*** MATERIAL SHOWN ***

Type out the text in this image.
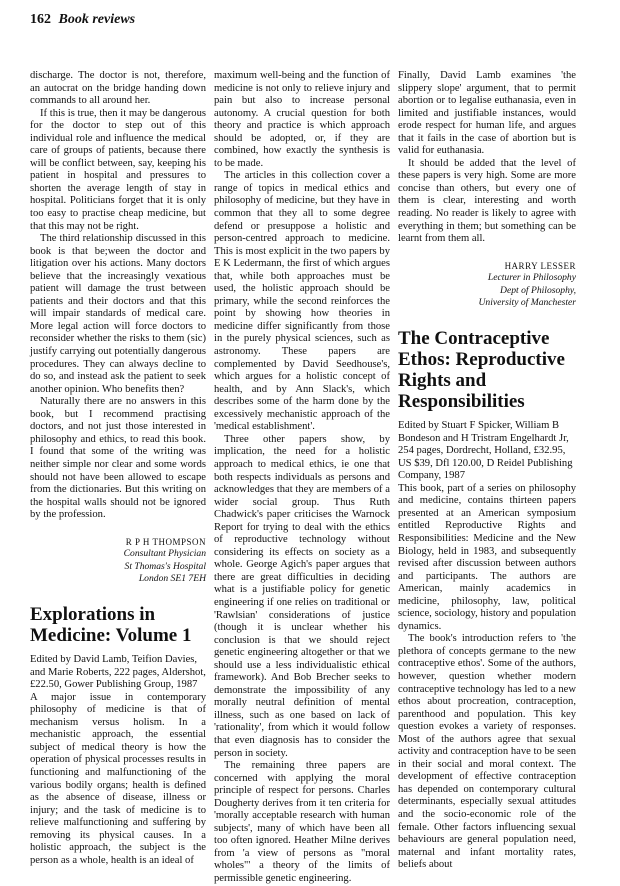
162 Book reviews

discharge. The doctor is not, therefore, an autocrat on the bridge handing down commands to all around her.

If this is true, then it may be dangerous for the doctor to step out of this individual role and influence the medical care of groups of patients, because there will be conflict between, say, keeping his patient in hospital and pressures to shorten the average length of stay in hospital. Politicians forget that it is only too easy to practise cheap medicine, but that this may not be right.

The third relationship discussed in this book is that be;ween the doctor and litigation over his actions. Many doctors believe that the increasingly vexatious patient will damage the trust between patients and their doctors and that this will impair standards of medical care. More legal action will force doctors to reconsider whether the risks to them (sic) justify carrying out potentially dangerous procedures. They can always decline to do so, and instead ask the patient to seek another opinion. Who benefits then?

Naturally there are no answers in this book, but I recommend practising doctors, and not just those interested in philosophy and ethics, to read this book. I found that some of the writing was neither simple nor clear and some words should not have been allowed to escape from the dictionaries. But this writing on the hospital walls should not be ignored by the profession.

R P H THOMPSON
Consultant Physician
St Thomas's Hospital
London SE1 7EH
Explorations in Medicine: Volume 1

Edited by David Lamb, Teifion Davies, and Marie Roberts, 222 pages, Aldershot, £22.50, Gower Publishing Group, 1987

A major issue in contemporary philosophy of medicine is that of mechanism versus holism. In a mechanistic approach, the essential subject of medical theory is how the operation of physical processes results in functioning and malfunctioning of the various bodily organs; health is defined as the absence of disease, illness or injury; and the task of medicine is to relieve malfunctioning and suffering by removing its physical causes. In a holistic approach, the subject is the person as a whole, health is an ideal of

maximum well-being and the function of medicine is not only to relieve injury and pain but also to increase personal autonomy. A crucial question for both theory and practice is which approach should be adopted, or, if they are combined, how exactly the synthesis is to be made.

The articles in this collection cover a range of topics in medical ethics and philosophy of medicine, but they have in common that they all to some degree defend or presuppose a holistic and person-centred approach to medicine. This is most explicit in the two papers by E K Ledermann, the first of which argues that, while both approaches must be used, the holistic approach should be primary, while the second reinforces the point by showing how theories in medicine differ significantly from those in the purely physical sciences, such as astronomy. These papers are complemented by David Seedhouse's, which argues for a holistic concept of health, and by Ann Slack's, which describes some of the harm done by the excessively mechanistic approach of the 'medical establishment'.

Three other papers show, by implication, the need for a holistic approach to medical ethics, ie one that both respects individuals as persons and acknowledges that they are members of a wider social group. Thus Ruth Chadwick's paper criticises the Warnock Report for trying to deal with the ethics of reproductive technology without considering its effects on society as a whole. George Agich's paper argues that there are great difficulties in deciding what is a justifiable policy for genetic engineering if one relies on traditional or 'Rawlsian' considerations of justice (though it is unclear whether his conclusion is that we should reject genetic engineering altogether or that we should use a less individualistic ethical framework). And Bob Brecher seeks to demonstrate the impossibility of any morally neutral definition of mental illness, such as one based on lack of 'rationality', from which it would follow that even diagnosis has to consider the person in society.

The remaining three papers are concerned with applying the moral principle of respect for persons. Charles Dougherty derives from it ten criteria for 'morally acceptable research with human subjects', many of which have been all too often ignored. Heather Milne derives from 'a view of persons as "moral wholes"' a theory of the limits of permissible genetic engineering.

Finally, David Lamb examines 'the slippery slope' argument, that to permit abortion or to legalise euthanasia, even in limited and justifiable instances, would erode respect for human life, and argues that it fails in the case of abortion but is valid for euthanasia.

It should be added that the level of these papers is very high. Some are more concise than others, but every one of them is clear, interesting and worth reading. No reader is likely to agree with everything in them; but something can be learnt from them all.

HARRY LESSER
Lecturer in Philosophy
Dept of Philosophy,
University of Manchester
The Contraceptive Ethos: Reproductive Rights and Responsibilities

Edited by Stuart F Spicker, William B Bondeson and H Tristram Engelhardt Jr, 254 pages, Dordrecht, Holland, £32.95, US $39, Dfl 120.00, D Reidel Publishing Company, 1987

This book, part of a series on philosophy and medicine, contains thirteen papers presented at an American symposium entitled Reproductive Rights and Responsibilities: Medicine and the New Biology, held in 1983, and subsequently revised after discussion between authors and participants. The authors are American, mainly academics in medicine, philosophy, law, political science, sociology, history and population dynamics.

The book's introduction refers to 'the plethora of concepts germane to the new contraceptive ethos'. Some of the authors, however, question whether modern contraceptive technology has led to a new ethos about procreation, contraception, parenthood and population. This key question evokes a variety of responses. Most of the authors agree that sexual activity and contraception have to be seen in their social and moral context. The development of effective contraception has depended on contemporary cultural determinants, especially sexual attitudes and the socio-economic role of the female. Other factors influencing sexual behaviours are general population need, maternal and infant mortality rates, beliefs about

*** End of MATERIAL SHOWN ***

◆ WHAT YOU ARE ASKED TO DO
Return each line of the data, keeping its wording exact and omitting pictures.

◆ WRITTEN RESPONSE
Type out the text in this image.
162 Book reviews

discharge. The doctor is not, therefore, an autocrat on the bridge handing down commands to all around her.

If this is true, then it may be dangerous for the doctor to step out of this individual role and influence the medical care of groups of patients, because there will be conflict between, say, keeping his patient in hospital and pressures to shorten the average length of stay in hospital. Politicians forget that it is only too easy to practise cheap medicine, but that this may not be right.

The third relationship discussed in this book is that be;ween the doctor and litigation over his actions. Many doctors believe that the increasingly vexatious patient will damage the trust between patients and their doctors and that this will impair standards of medical care. More legal action will force doctors to reconsider whether the risks to them (sic) justify carrying out potentially dangerous procedures. They can always decline to do so, and instead ask the patient to seek another opinion. Who benefits then?

Naturally there are no answers in this book, but I recommend practising doctors, and not just those interested in philosophy and ethics, to read this book. I found that some of the writing was neither simple nor clear and some words should not have been allowed to escape from the dictionaries. But this writing on the hospital walls should not be ignored by the profession.

R P H THOMPSON
Consultant Physician
St Thomas's Hospital
London SE1 7EH
Explorations in Medicine: Volume 1

Edited by David Lamb, Teifion Davies, and Marie Roberts, 222 pages, Aldershot, £22.50, Gower Publishing Group, 1987

A major issue in contemporary philosophy of medicine is that of mechanism versus holism. In a mechanistic approach, the essential subject of medical theory is how the operation of physical processes results in functioning and malfunctioning of the various bodily organs; health is defined as the absence of disease, illness or injury; and the task of medicine is to relieve malfunctioning and suffering by removing its physical causes. In a holistic approach, the subject is the person as a whole, health is an ideal of

maximum well-being and the function of medicine is not only to relieve injury and pain but also to increase personal autonomy. A crucial question for both theory and practice is which approach should be adopted, or, if they are combined, how exactly the synthesis is to be made.

The articles in this collection cover a range of topics in medical ethics and philosophy of medicine, but they have in common that they all to some degree defend or presuppose a holistic and person-centred approach to medicine. This is most explicit in the two papers by E K Ledermann, the first of which argues that, while both approaches must be used, the holistic approach should be primary, while the second reinforces the point by showing how theories in medicine differ significantly from those in the purely physical sciences, such as astronomy. These papers are complemented by David Seedhouse's, which argues for a holistic concept of health, and by Ann Slack's, which describes some of the harm done by the excessively mechanistic approach of the 'medical establishment'.

Three other papers show, by implication, the need for a holistic approach to medical ethics, ie one that both respects individuals as persons and acknowledges that they are members of a wider social group. Thus Ruth Chadwick's paper criticises the Warnock Report for trying to deal with the ethics of reproductive technology without considering its effects on society as a whole. George Agich's paper argues that there are great difficulties in deciding what is a justifiable policy for genetic engineering if one relies on traditional or 'Rawlsian' considerations of justice (though it is unclear whether his conclusion is that we should reject genetic engineering altogether or that we should use a less individualistic ethical framework). And Bob Brecher seeks to demonstrate the impossibility of any morally neutral definition of mental illness, such as one based on lack of 'rationality', from which it would follow that even diagnosis has to consider the person in society.

The remaining three papers are concerned with applying the moral principle of respect for persons. Charles Dougherty derives from it ten criteria for 'morally acceptable research with human subjects', many of which have been all too often ignored. Heather Milne derives from 'a view of persons as "moral wholes"' a theory of the limits of permissible genetic engineering.

Finally, David Lamb examines 'the slippery slope' argument, that to permit abortion or to legalise euthanasia, even in limited and justifiable instances, would erode respect for human life, and argues that it fails in the case of abortion but is valid for euthanasia.

It should be added that the level of these papers is very high. Some are more concise than others, but every one of them is clear, interesting and worth reading. No reader is likely to agree with everything in them; but something can be learnt from them all.

HARRY LESSER
Lecturer in Philosophy
Dept of Philosophy,
University of Manchester
The Contraceptive Ethos: Reproductive Rights and Responsibilities

Edited by Stuart F Spicker, William B Bondeson and H Tristram Engelhardt Jr, 254 pages, Dordrecht, Holland, £32.95, US $39, Dfl 120.00, D Reidel Publishing Company, 1987

This book, part of a series on philosophy and medicine, contains thirteen papers presented at an American symposium entitled Reproductive Rights and Responsibilities: Medicine and the New Biology, held in 1983, and subsequently revised after discussion between authors and participants. The authors are American, mainly academics in medicine, philosophy, law, political science, sociology, history and population dynamics.

The book's introduction refers to 'the plethora of concepts germane to the new contraceptive ethos'. Some of the authors, however, question whether modern contraceptive technology has led to a new ethos about procreation, contraception, parenthood and population. This key question evokes a variety of responses. Most of the authors agree that sexual activity and contraception have to be seen in their social and moral context. The development of effective contraception has depended on contemporary cultural determinants, especially sexual attitudes and the socio-economic role of the female. Other factors influencing sexual behaviours are general population need, maternal and infant mortality rates, beliefs about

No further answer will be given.